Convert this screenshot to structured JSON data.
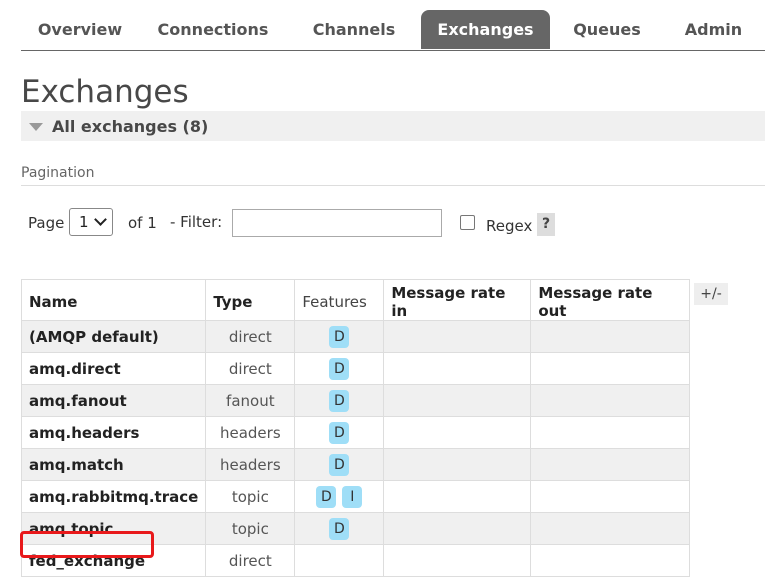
{
  "tabs": [
    "Overview",
    "Connections",
    "Channels",
    "Exchanges",
    "Queues",
    "Admin"
  ],
  "active_tab": "Exchanges",
  "title": "Exchanges",
  "section_label": "All exchanges (8)",
  "pagination": {
    "label": "Pagination",
    "page_label": "Page",
    "page_value": "1",
    "of_label": "of 1",
    "filter_label": "- Filter:",
    "filter_value": "",
    "regex_label": "Regex",
    "regex_checked": false,
    "help_label": "?"
  },
  "table": {
    "columns": [
      "Name",
      "Type",
      "Features",
      "Message rate in",
      "Message rate out"
    ],
    "toggle_label": "+/-",
    "rows": [
      {
        "name": "(AMQP default)",
        "type": "direct",
        "features": [
          "D"
        ]
      },
      {
        "name": "amq.direct",
        "type": "direct",
        "features": [
          "D"
        ]
      },
      {
        "name": "amq.fanout",
        "type": "fanout",
        "features": [
          "D"
        ]
      },
      {
        "name": "amq.headers",
        "type": "headers",
        "features": [
          "D"
        ]
      },
      {
        "name": "amq.match",
        "type": "headers",
        "features": [
          "D"
        ]
      },
      {
        "name": "amq.rabbitmq.trace",
        "type": "topic",
        "features": [
          "D",
          "I"
        ]
      },
      {
        "name": "amq.topic",
        "type": "topic",
        "features": [
          "D"
        ]
      },
      {
        "name": "fed_exchange",
        "type": "direct",
        "features": []
      }
    ]
  },
  "colors": {
    "active_tab_bg": "#666666",
    "badge": "#9fdef7",
    "highlight": "#e8191b"
  }
}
•••
GIVEN PROBLEM |
Copy every entry exactly as written. Pictures are excluded.

CORRECT RESULT |
Convert this screenshot to structured JSON data.
{
  "tabs": [
    "Overview",
    "Connections",
    "Channels",
    "Exchanges",
    "Queues",
    "Admin"
  ],
  "active_tab": "Exchanges",
  "title": "Exchanges",
  "section_label": "All exchanges (8)",
  "pagination": {
    "label": "Pagination",
    "page_label": "Page",
    "page_value": "1",
    "of_label": "of 1",
    "filter_label": "- Filter:",
    "filter_value": "",
    "regex_label": "Regex",
    "regex_checked": false,
    "help_label": "?"
  },
  "table": {
    "columns": [
      "Name",
      "Type",
      "Features",
      "Message rate in",
      "Message rate out"
    ],
    "toggle_label": "+/-",
    "rows": [
      {
        "name": "(AMQP default)",
        "type": "direct",
        "features": [
          "D"
        ]
      },
      {
        "name": "amq.direct",
        "type": "direct",
        "features": [
          "D"
        ]
      },
      {
        "name": "amq.fanout",
        "type": "fanout",
        "features": [
          "D"
        ]
      },
      {
        "name": "amq.headers",
        "type": "headers",
        "features": [
          "D"
        ]
      },
      {
        "name": "amq.match",
        "type": "headers",
        "features": [
          "D"
        ]
      },
      {
        "name": "amq.rabbitmq.trace",
        "type": "topic",
        "features": [
          "D",
          "I"
        ]
      },
      {
        "name": "amq.topic",
        "type": "topic",
        "features": [
          "D"
        ]
      },
      {
        "name": "fed_exchange",
        "type": "direct",
        "features": []
      }
    ]
  },
  "colors": {
    "active_tab_bg": "#666666",
    "badge": "#9fdef7",
    "highlight": "#e8191b"
  }
}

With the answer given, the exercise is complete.